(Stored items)
-- Begin --
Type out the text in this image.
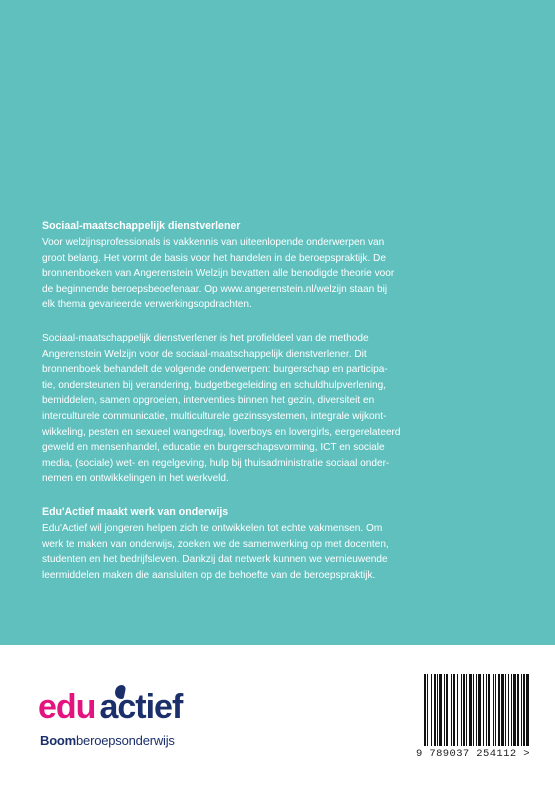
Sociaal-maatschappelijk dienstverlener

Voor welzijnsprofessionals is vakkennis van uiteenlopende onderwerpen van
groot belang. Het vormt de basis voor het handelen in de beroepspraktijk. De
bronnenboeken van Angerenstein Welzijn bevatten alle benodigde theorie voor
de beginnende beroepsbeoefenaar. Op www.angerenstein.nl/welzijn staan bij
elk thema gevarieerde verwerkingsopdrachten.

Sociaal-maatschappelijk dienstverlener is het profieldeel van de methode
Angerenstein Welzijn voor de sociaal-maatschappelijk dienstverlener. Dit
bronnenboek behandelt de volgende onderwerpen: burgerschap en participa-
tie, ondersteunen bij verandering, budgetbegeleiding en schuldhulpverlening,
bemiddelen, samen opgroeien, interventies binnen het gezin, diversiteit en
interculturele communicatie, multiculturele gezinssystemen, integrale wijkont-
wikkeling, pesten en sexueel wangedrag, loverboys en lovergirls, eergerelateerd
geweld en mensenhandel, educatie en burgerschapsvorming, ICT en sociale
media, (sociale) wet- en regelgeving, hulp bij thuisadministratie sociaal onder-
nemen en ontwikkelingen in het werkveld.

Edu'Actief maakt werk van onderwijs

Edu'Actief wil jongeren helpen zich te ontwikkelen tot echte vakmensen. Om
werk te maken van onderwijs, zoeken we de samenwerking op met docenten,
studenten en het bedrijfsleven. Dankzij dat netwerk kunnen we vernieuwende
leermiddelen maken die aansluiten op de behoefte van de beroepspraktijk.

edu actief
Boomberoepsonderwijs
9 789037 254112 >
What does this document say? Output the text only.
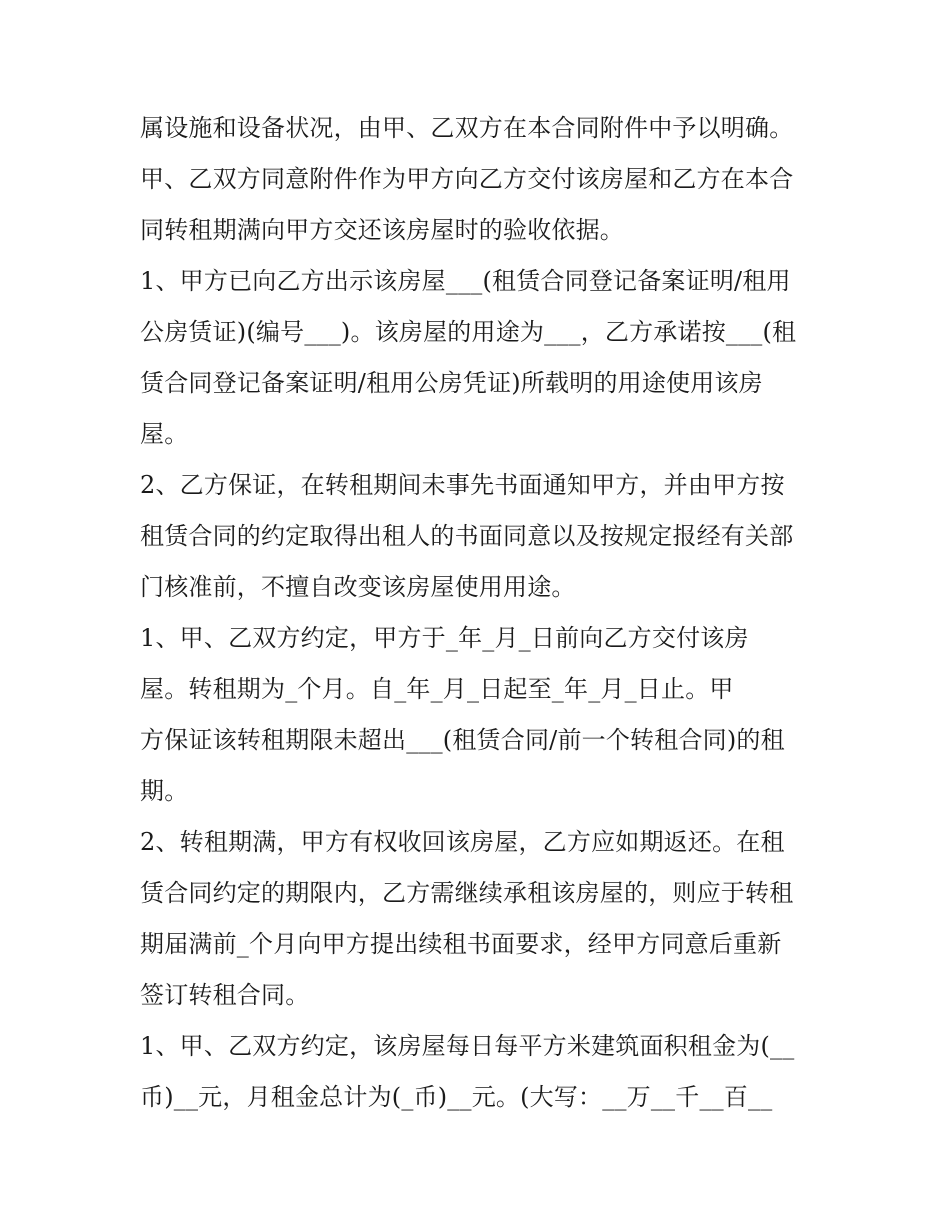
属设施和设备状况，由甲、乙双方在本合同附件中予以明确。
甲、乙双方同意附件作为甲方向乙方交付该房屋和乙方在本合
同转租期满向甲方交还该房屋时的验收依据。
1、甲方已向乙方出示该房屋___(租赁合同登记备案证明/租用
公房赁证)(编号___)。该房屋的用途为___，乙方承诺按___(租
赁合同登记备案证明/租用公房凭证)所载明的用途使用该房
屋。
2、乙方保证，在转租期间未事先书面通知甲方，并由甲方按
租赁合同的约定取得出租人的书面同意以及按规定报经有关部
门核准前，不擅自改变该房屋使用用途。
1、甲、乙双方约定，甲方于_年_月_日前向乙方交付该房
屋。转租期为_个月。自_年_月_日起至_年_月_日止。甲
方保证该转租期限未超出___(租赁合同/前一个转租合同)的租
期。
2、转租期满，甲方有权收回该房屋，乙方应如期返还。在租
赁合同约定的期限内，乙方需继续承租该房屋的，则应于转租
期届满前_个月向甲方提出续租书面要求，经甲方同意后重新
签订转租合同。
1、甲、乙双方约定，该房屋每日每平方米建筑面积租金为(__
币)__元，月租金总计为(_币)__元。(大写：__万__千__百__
-- End --
Exclude the pictures, and transcribe all of the material exactly.

Type out the text in this image.
Sociaal-maatschappelijk dienstverlener

Voor welzijnsprofessionals is vakkennis van uiteenlopende onderwerpen van
groot belang. Het vormt de basis voor het handelen in de beroepspraktijk. De
bronnenboeken van Angerenstein Welzijn bevatten alle benodigde theorie voor
de beginnende beroepsbeoefenaar. Op www.angerenstein.nl/welzijn staan bij
elk thema gevarieerde verwerkingsopdrachten.

Sociaal-maatschappelijk dienstverlener is het profieldeel van de methode
Angerenstein Welzijn voor de sociaal-maatschappelijk dienstverlener. Dit
bronnenboek behandelt de volgende onderwerpen: burgerschap en participa-
tie, ondersteunen bij verandering, budgetbegeleiding en schuldhulpverlening,
bemiddelen, samen opgroeien, interventies binnen het gezin, diversiteit en
interculturele communicatie, multiculturele gezinssystemen, integrale wijkont-
wikkeling, pesten en sexueel wangedrag, loverboys en lovergirls, eergerelateerd
geweld en mensenhandel, educatie en burgerschapsvorming, ICT en sociale
media, (sociale) wet- en regelgeving, hulp bij thuisadministratie sociaal onder-
nemen en ontwikkelingen in het werkveld.

Edu'Actief maakt werk van onderwijs

Edu'Actief wil jongeren helpen zich te ontwikkelen tot echte vakmensen. Om
werk te maken van onderwijs, zoeken we de samenwerking op met docenten,
studenten en het bedrijfsleven. Dankzij dat netwerk kunnen we vernieuwende
leermiddelen maken die aansluiten op de behoefte van de beroepspraktijk.

edu actief
Boomberoepsonderwijs
9 789037 254112 >
What does this document say? Output the text only.
属设施和设备状况，由甲、乙双方在本合同附件中予以明确。
甲、乙双方同意附件作为甲方向乙方交付该房屋和乙方在本合
同转租期满向甲方交还该房屋时的验收依据。
1、甲方已向乙方出示该房屋___(租赁合同登记备案证明/租用
公房赁证)(编号___)。该房屋的用途为___，乙方承诺按___(租
赁合同登记备案证明/租用公房凭证)所载明的用途使用该房
屋。
2、乙方保证，在转租期间未事先书面通知甲方，并由甲方按
租赁合同的约定取得出租人的书面同意以及按规定报经有关部
门核准前，不擅自改变该房屋使用用途。
1、甲、乙双方约定，甲方于_年_月_日前向乙方交付该房
屋。转租期为_个月。自_年_月_日起至_年_月_日止。甲
方保证该转租期限未超出___(租赁合同/前一个转租合同)的租
期。
2、转租期满，甲方有权收回该房屋，乙方应如期返还。在租
赁合同约定的期限内，乙方需继续承租该房屋的，则应于转租
期届满前_个月向甲方提出续租书面要求，经甲方同意后重新
签订转租合同。
1、甲、乙双方约定，该房屋每日每平方米建筑面积租金为(__
币)__元，月租金总计为(_币)__元。(大写：__万__千__百__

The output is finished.